▶ Stated problem
Each record must be reproduced exactly as it is shown.

* * *

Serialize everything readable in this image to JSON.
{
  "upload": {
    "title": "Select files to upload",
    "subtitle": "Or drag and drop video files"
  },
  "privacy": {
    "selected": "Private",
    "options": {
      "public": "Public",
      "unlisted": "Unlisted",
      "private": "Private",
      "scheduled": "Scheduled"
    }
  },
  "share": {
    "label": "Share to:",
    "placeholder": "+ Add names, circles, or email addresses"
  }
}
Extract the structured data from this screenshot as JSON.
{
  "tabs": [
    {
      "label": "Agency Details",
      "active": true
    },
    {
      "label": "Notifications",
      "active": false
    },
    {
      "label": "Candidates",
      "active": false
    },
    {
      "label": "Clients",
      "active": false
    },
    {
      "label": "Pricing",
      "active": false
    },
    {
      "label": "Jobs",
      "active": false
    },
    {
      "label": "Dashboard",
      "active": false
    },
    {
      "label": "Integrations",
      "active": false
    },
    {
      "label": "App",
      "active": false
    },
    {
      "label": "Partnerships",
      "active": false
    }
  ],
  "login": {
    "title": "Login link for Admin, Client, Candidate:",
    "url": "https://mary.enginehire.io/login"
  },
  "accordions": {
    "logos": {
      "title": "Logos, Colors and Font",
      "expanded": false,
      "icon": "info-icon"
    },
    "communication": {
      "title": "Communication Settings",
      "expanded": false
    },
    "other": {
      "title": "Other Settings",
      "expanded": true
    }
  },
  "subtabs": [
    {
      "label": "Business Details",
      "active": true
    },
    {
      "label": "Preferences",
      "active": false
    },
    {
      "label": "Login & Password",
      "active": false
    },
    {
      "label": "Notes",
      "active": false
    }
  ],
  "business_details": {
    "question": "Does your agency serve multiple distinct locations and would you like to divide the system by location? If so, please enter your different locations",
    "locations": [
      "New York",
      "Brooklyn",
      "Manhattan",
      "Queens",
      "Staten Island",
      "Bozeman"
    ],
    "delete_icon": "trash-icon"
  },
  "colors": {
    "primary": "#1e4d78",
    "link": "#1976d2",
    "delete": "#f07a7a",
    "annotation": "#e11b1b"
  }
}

* * *

▶ Answer to this exercise
Serialize everything readable in this image to JSON.
{
  "upload": {
    "title": "Select files to upload",
    "subtitle": "Or drag and drop video files"
  },
  "privacy": {
    "selected": "Private",
    "options": {
      "public": "Public",
      "unlisted": "Unlisted",
      "private": "Private",
      "scheduled": "Scheduled"
    }
  },
  "share": {
    "label": "Share to:",
    "placeholder": "+ Add names, circles, or email addresses"
  }
}
Extract the structured data from this screenshot as JSON.
{
  "tabs": [
    {
      "label": "Agency Details",
      "active": true
    },
    {
      "label": "Notifications",
      "active": false
    },
    {
      "label": "Candidates",
      "active": false
    },
    {
      "label": "Clients",
      "active": false
    },
    {
      "label": "Pricing",
      "active": false
    },
    {
      "label": "Jobs",
      "active": false
    },
    {
      "label": "Dashboard",
      "active": false
    },
    {
      "label": "Integrations",
      "active": false
    },
    {
      "label": "App",
      "active": false
    },
    {
      "label": "Partnerships",
      "active": false
    }
  ],
  "login": {
    "title": "Login link for Admin, Client, Candidate:",
    "url": "https://mary.enginehire.io/login"
  },
  "accordions": {
    "logos": {
      "title": "Logos, Colors and Font",
      "expanded": false,
      "icon": "info-icon"
    },
    "communication": {
      "title": "Communication Settings",
      "expanded": false
    },
    "other": {
      "title": "Other Settings",
      "expanded": true
    }
  },
  "subtabs": [
    {
      "label": "Business Details",
      "active": true
    },
    {
      "label": "Preferences",
      "active": false
    },
    {
      "label": "Login & Password",
      "active": false
    },
    {
      "label": "Notes",
      "active": false
    }
  ],
  "business_details": {
    "question": "Does your agency serve multiple distinct locations and would you like to divide the system by location? If so, please enter your different locations",
    "locations": [
      "New York",
      "Brooklyn",
      "Manhattan",
      "Queens",
      "Staten Island",
      "Bozeman"
    ],
    "delete_icon": "trash-icon"
  },
  "colors": {
    "primary": "#1e4d78",
    "link": "#1976d2",
    "delete": "#f07a7a",
    "annotation": "#e11b1b"
  }
}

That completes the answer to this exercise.